Material shown:
▼

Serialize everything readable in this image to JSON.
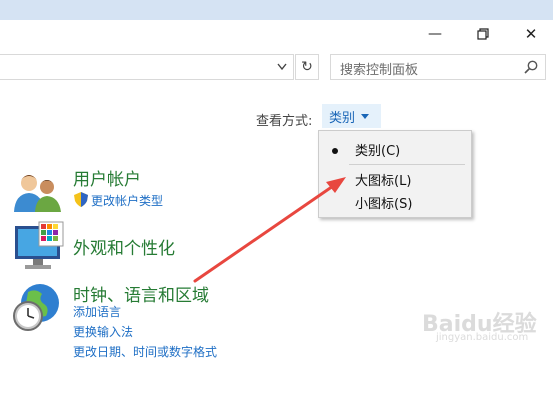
{
  "window": {
    "minimize_glyph": "—",
    "close_glyph": "✕"
  },
  "address_bar": {
    "refresh_glyph": "↻"
  },
  "search": {
    "placeholder": "搜索控制面板"
  },
  "view_by": {
    "label": "查看方式:",
    "value": "类别",
    "menu": {
      "items": [
        {
          "label": "类别(C)",
          "selected": true
        },
        {
          "label": "大图标(L)",
          "selected": false
        },
        {
          "label": "小图标(S)",
          "selected": false
        }
      ]
    }
  },
  "categories": [
    {
      "title": "用户帐户",
      "icon": "users-icon",
      "links": [
        "更改帐户类型"
      ]
    },
    {
      "title": "外观和个性化",
      "icon": "appearance-monitor-icon",
      "links": []
    },
    {
      "title": "时钟、语言和区域",
      "icon": "clock-globe-icon",
      "links": [
        "添加语言",
        "更换输入法",
        "更改日期、时间或数字格式"
      ]
    }
  ],
  "watermark": {
    "text": "Baidu经验",
    "url_text": "jingyan.baidu.com"
  },
  "colors": {
    "category_title": "#267b34",
    "link": "#1f6fc5",
    "annotation_arrow": "#e8473f"
  }
}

▲

Written task: Output, exactly, all the records above; include no pictures.

Answer to the task:
Serialize everything readable in this image to JSON.
{
  "window": {
    "minimize_glyph": "—",
    "close_glyph": "✕"
  },
  "address_bar": {
    "refresh_glyph": "↻"
  },
  "search": {
    "placeholder": "搜索控制面板"
  },
  "view_by": {
    "label": "查看方式:",
    "value": "类别",
    "menu": {
      "items": [
        {
          "label": "类别(C)",
          "selected": true
        },
        {
          "label": "大图标(L)",
          "selected": false
        },
        {
          "label": "小图标(S)",
          "selected": false
        }
      ]
    }
  },
  "categories": [
    {
      "title": "用户帐户",
      "icon": "users-icon",
      "links": [
        "更改帐户类型"
      ]
    },
    {
      "title": "外观和个性化",
      "icon": "appearance-monitor-icon",
      "links": []
    },
    {
      "title": "时钟、语言和区域",
      "icon": "clock-globe-icon",
      "links": [
        "添加语言",
        "更换输入法",
        "更改日期、时间或数字格式"
      ]
    }
  ],
  "watermark": {
    "text": "Baidu经验",
    "url_text": "jingyan.baidu.com"
  },
  "colors": {
    "category_title": "#267b34",
    "link": "#1f6fc5",
    "annotation_arrow": "#e8473f"
  }
}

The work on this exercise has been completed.